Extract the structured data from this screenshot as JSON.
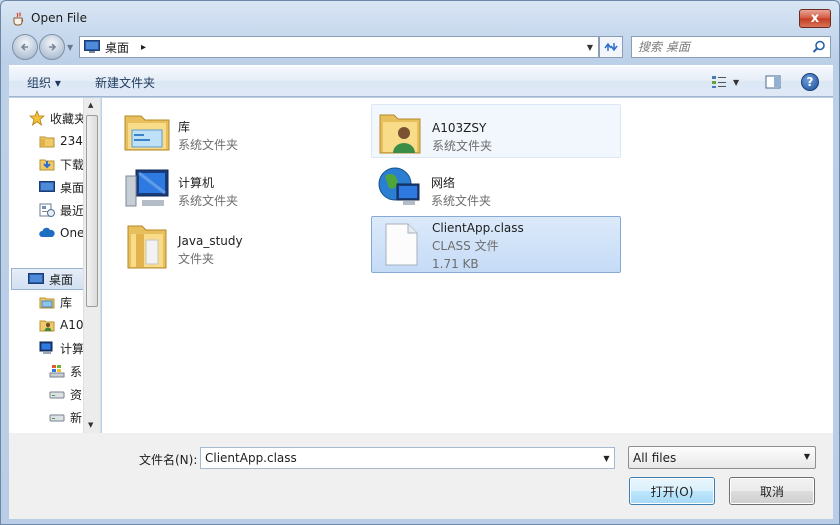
{
  "window": {
    "title": "Open File",
    "app_icon": "java-cup-icon",
    "close_label": "x"
  },
  "address": {
    "location": "桌面",
    "path_separator": "▸"
  },
  "search": {
    "placeholder": "搜索 桌面"
  },
  "toolbar": {
    "organize_label": "组织 ▾",
    "new_folder_label": "新建文件夹"
  },
  "nav_pane": {
    "items": [
      {
        "label": "收藏夹",
        "icon": "star-icon"
      },
      {
        "label": "234'",
        "icon": "folder-icon"
      },
      {
        "label": "下载",
        "icon": "downloads-folder-icon"
      },
      {
        "label": "桌面",
        "icon": "desktop-icon"
      },
      {
        "label": "最近",
        "icon": "recent-places-icon"
      },
      {
        "label": "One",
        "icon": "onedrive-icon"
      },
      {
        "label": "桌面",
        "icon": "desktop-icon",
        "selected": true
      },
      {
        "label": "库",
        "icon": "library-icon"
      },
      {
        "label": "A10",
        "icon": "user-folder-icon"
      },
      {
        "label": "计算",
        "icon": "computer-icon"
      },
      {
        "label": "系",
        "icon": "windows-drive-icon"
      },
      {
        "label": "资",
        "icon": "drive-icon"
      },
      {
        "label": "新",
        "icon": "drive-icon"
      }
    ]
  },
  "files": [
    {
      "name": "库",
      "sub1": "系统文件夹",
      "sub2": "",
      "icon": "library-icon"
    },
    {
      "name": "A103ZSY",
      "sub1": "系统文件夹",
      "sub2": "",
      "icon": "user-folder-icon"
    },
    {
      "name": "计算机",
      "sub1": "系统文件夹",
      "sub2": "",
      "icon": "computer-icon"
    },
    {
      "name": "网络",
      "sub1": "系统文件夹",
      "sub2": "",
      "icon": "network-icon"
    },
    {
      "name": "Java_study",
      "sub1": "文件夹",
      "sub2": "",
      "icon": "folder-icon"
    },
    {
      "name": "ClientApp.class",
      "sub1": "CLASS 文件",
      "sub2": "1.71 KB",
      "icon": "file-icon"
    }
  ],
  "footer": {
    "filename_label": "文件名(N):",
    "filename_value": "ClientApp.class",
    "filetype_value": "All files",
    "open_label": "打开(O)",
    "cancel_label": "取消"
  }
}
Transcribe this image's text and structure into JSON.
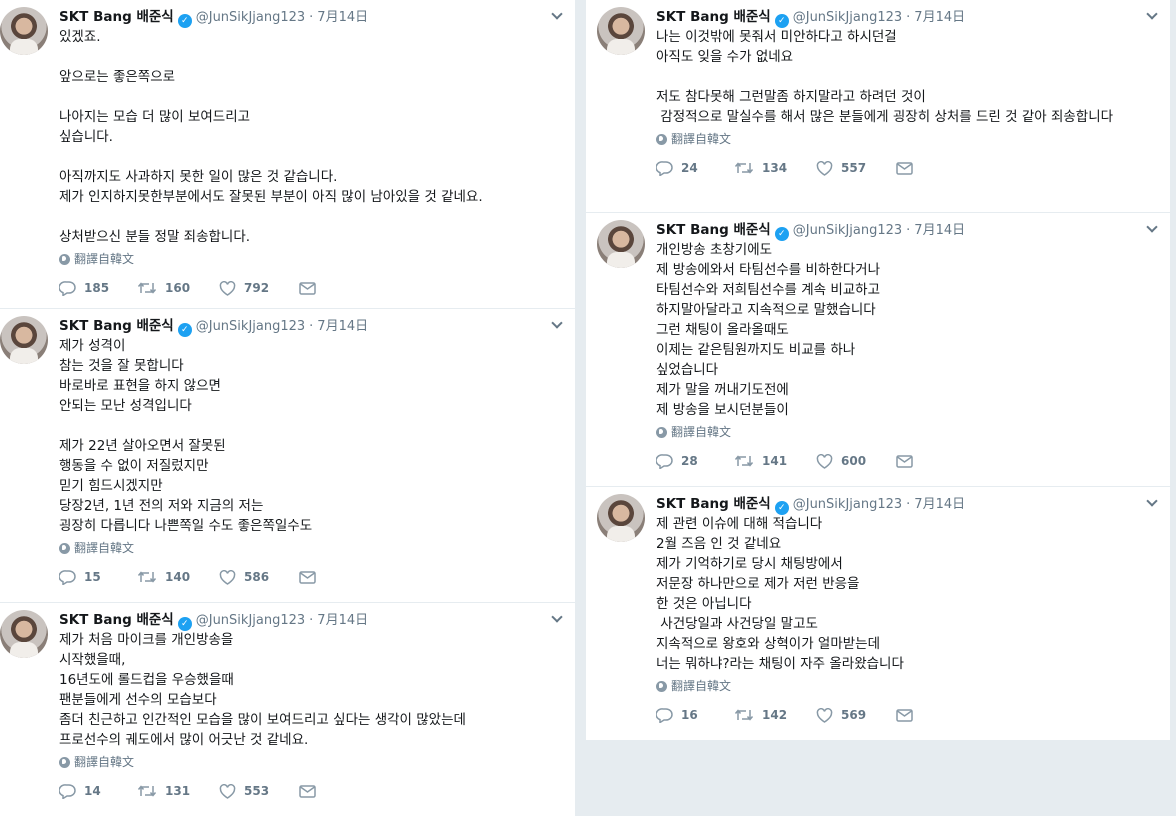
{
  "author": {
    "name": "SKT Bang 배준식",
    "handle": "@JunSikJjang123",
    "separator": "·"
  },
  "translate_label": "翻譯自韓文",
  "left_tweets": [
    {
      "date": "7月14日",
      "text": "있겠죠.\n\n앞으로는 좋은쪽으로\n\n나아지는 모습 더 많이 보여드리고\n싶습니다.\n\n아직까지도 사과하지 못한 일이 많은 것 같습니다.\n제가 인지하지못한부분에서도 잘못된 부분이 아직 많이 남아있을 것 같네요.\n\n상처받으신 분들 정말 죄송합니다.",
      "replies": "185",
      "retweets": "160",
      "likes": "792"
    },
    {
      "date": "7月14日",
      "text": "제가 성격이\n참는 것을 잘 못합니다\n바로바로 표현을 하지 않으면\n안되는 모난 성격입니다\n\n제가 22년 살아오면서 잘못된\n행동을 수 없이 저질렀지만\n믿기 힘드시겠지만\n당장2년, 1년 전의 저와 지금의 저는\n굉장히 다릅니다 나쁜쪽일 수도 좋은쪽일수도",
      "replies": "15",
      "retweets": "140",
      "likes": "586"
    },
    {
      "date": "7月14日",
      "text": "제가 처음 마이크를 개인방송을\n시작했을때,\n16년도에 롤드컵을 우승했을때\n팬분들에게 선수의 모습보다\n좀더 친근하고 인간적인 모습을 많이 보여드리고 싶다는 생각이 많았는데\n프로선수의 궤도에서 많이 어긋난 것 같네요.",
      "replies": "14",
      "retweets": "131",
      "likes": "553"
    }
  ],
  "right_tweets": [
    {
      "date": "7月14日",
      "text": "나는 이것밖에 못줘서 미안하다고 하시던걸\n아직도 잊을 수가 없네요\n\n저도 참다못해 그런말좀 하지말라고 하려던 것이\n 감정적으로 말실수를 해서 많은 분들에게 굉장히 상처를 드린 것 같아 죄송합니다",
      "replies": "24",
      "retweets": "134",
      "likes": "557"
    },
    {
      "date": "7月14日",
      "text": "개인방송 초창기에도\n제 방송에와서 타팀선수를 비하한다거나\n타팀선수와 저희팀선수를 계속 비교하고\n하지말아달라고 지속적으로 말했습니다\n그런 채팅이 올라올때도\n이제는 같은팀원까지도 비교를 하나\n싶었습니다\n제가 말을 꺼내기도전에\n제 방송을 보시던분들이",
      "replies": "28",
      "retweets": "141",
      "likes": "600"
    },
    {
      "date": "7月14日",
      "text": "제 관련 이슈에 대해 적습니다\n2월 즈음 인 것 같네요\n제가 기억하기로 당시 채팅방에서\n저문장 하나만으로 제가 저런 반응을\n한 것은 아닙니다\n 사건당일과 사건당일 말고도\n지속적으로 왕호와 상혁이가 얼마받는데\n너는 뭐하냐?라는 채팅이 자주 올라왔습니다",
      "replies": "16",
      "retweets": "142",
      "likes": "569"
    }
  ]
}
══════
→ **WHAT IS BEING ASKED**:
Above are the records; reproduce them exactly and leave out the pictures.

→ **WRITTEN RESPONSE**:
Extract the structured data from this screenshot as JSON.
{
  "window": {
    "title": "Open File",
    "app_icon": "java-cup-icon",
    "close_label": "x"
  },
  "address": {
    "location": "桌面",
    "path_separator": "▸"
  },
  "search": {
    "placeholder": "搜索 桌面"
  },
  "toolbar": {
    "organize_label": "组织 ▾",
    "new_folder_label": "新建文件夹"
  },
  "nav_pane": {
    "items": [
      {
        "label": "收藏夹",
        "icon": "star-icon"
      },
      {
        "label": "234'",
        "icon": "folder-icon"
      },
      {
        "label": "下载",
        "icon": "downloads-folder-icon"
      },
      {
        "label": "桌面",
        "icon": "desktop-icon"
      },
      {
        "label": "最近",
        "icon": "recent-places-icon"
      },
      {
        "label": "One",
        "icon": "onedrive-icon"
      },
      {
        "label": "桌面",
        "icon": "desktop-icon",
        "selected": true
      },
      {
        "label": "库",
        "icon": "library-icon"
      },
      {
        "label": "A10",
        "icon": "user-folder-icon"
      },
      {
        "label": "计算",
        "icon": "computer-icon"
      },
      {
        "label": "系",
        "icon": "windows-drive-icon"
      },
      {
        "label": "资",
        "icon": "drive-icon"
      },
      {
        "label": "新",
        "icon": "drive-icon"
      }
    ]
  },
  "files": [
    {
      "name": "库",
      "sub1": "系统文件夹",
      "sub2": "",
      "icon": "library-icon"
    },
    {
      "name": "A103ZSY",
      "sub1": "系统文件夹",
      "sub2": "",
      "icon": "user-folder-icon"
    },
    {
      "name": "计算机",
      "sub1": "系统文件夹",
      "sub2": "",
      "icon": "computer-icon"
    },
    {
      "name": "网络",
      "sub1": "系统文件夹",
      "sub2": "",
      "icon": "network-icon"
    },
    {
      "name": "Java_study",
      "sub1": "文件夹",
      "sub2": "",
      "icon": "folder-icon"
    },
    {
      "name": "ClientApp.class",
      "sub1": "CLASS 文件",
      "sub2": "1.71 KB",
      "icon": "file-icon"
    }
  ],
  "footer": {
    "filename_label": "文件名(N):",
    "filename_value": "ClientApp.class",
    "filetype_value": "All files",
    "open_label": "打开(O)",
    "cancel_label": "取消"
  }
}
Transcribe this image's text and structure into JSON.
{
  "author": {
    "name": "SKT Bang 배준식",
    "handle": "@JunSikJjang123",
    "separator": "·"
  },
  "translate_label": "翻譯自韓文",
  "left_tweets": [
    {
      "date": "7月14日",
      "text": "있겠죠.\n\n앞으로는 좋은쪽으로\n\n나아지는 모습 더 많이 보여드리고\n싶습니다.\n\n아직까지도 사과하지 못한 일이 많은 것 같습니다.\n제가 인지하지못한부분에서도 잘못된 부분이 아직 많이 남아있을 것 같네요.\n\n상처받으신 분들 정말 죄송합니다.",
      "replies": "185",
      "retweets": "160",
      "likes": "792"
    },
    {
      "date": "7月14日",
      "text": "제가 성격이\n참는 것을 잘 못합니다\n바로바로 표현을 하지 않으면\n안되는 모난 성격입니다\n\n제가 22년 살아오면서 잘못된\n행동을 수 없이 저질렀지만\n믿기 힘드시겠지만\n당장2년, 1년 전의 저와 지금의 저는\n굉장히 다릅니다 나쁜쪽일 수도 좋은쪽일수도",
      "replies": "15",
      "retweets": "140",
      "likes": "586"
    },
    {
      "date": "7月14日",
      "text": "제가 처음 마이크를 개인방송을\n시작했을때,\n16년도에 롤드컵을 우승했을때\n팬분들에게 선수의 모습보다\n좀더 친근하고 인간적인 모습을 많이 보여드리고 싶다는 생각이 많았는데\n프로선수의 궤도에서 많이 어긋난 것 같네요.",
      "replies": "14",
      "retweets": "131",
      "likes": "553"
    }
  ],
  "right_tweets": [
    {
      "date": "7月14日",
      "text": "나는 이것밖에 못줘서 미안하다고 하시던걸\n아직도 잊을 수가 없네요\n\n저도 참다못해 그런말좀 하지말라고 하려던 것이\n 감정적으로 말실수를 해서 많은 분들에게 굉장히 상처를 드린 것 같아 죄송합니다",
      "replies": "24",
      "retweets": "134",
      "likes": "557"
    },
    {
      "date": "7月14日",
      "text": "개인방송 초창기에도\n제 방송에와서 타팀선수를 비하한다거나\n타팀선수와 저희팀선수를 계속 비교하고\n하지말아달라고 지속적으로 말했습니다\n그런 채팅이 올라올때도\n이제는 같은팀원까지도 비교를 하나\n싶었습니다\n제가 말을 꺼내기도전에\n제 방송을 보시던분들이",
      "replies": "28",
      "retweets": "141",
      "likes": "600"
    },
    {
      "date": "7月14日",
      "text": "제 관련 이슈에 대해 적습니다\n2월 즈음 인 것 같네요\n제가 기억하기로 당시 채팅방에서\n저문장 하나만으로 제가 저런 반응을\n한 것은 아닙니다\n 사건당일과 사건당일 말고도\n지속적으로 왕호와 상혁이가 얼마받는데\n너는 뭐하냐?라는 채팅이 자주 올라왔습니다",
      "replies": "16",
      "retweets": "142",
      "likes": "569"
    }
  ]
}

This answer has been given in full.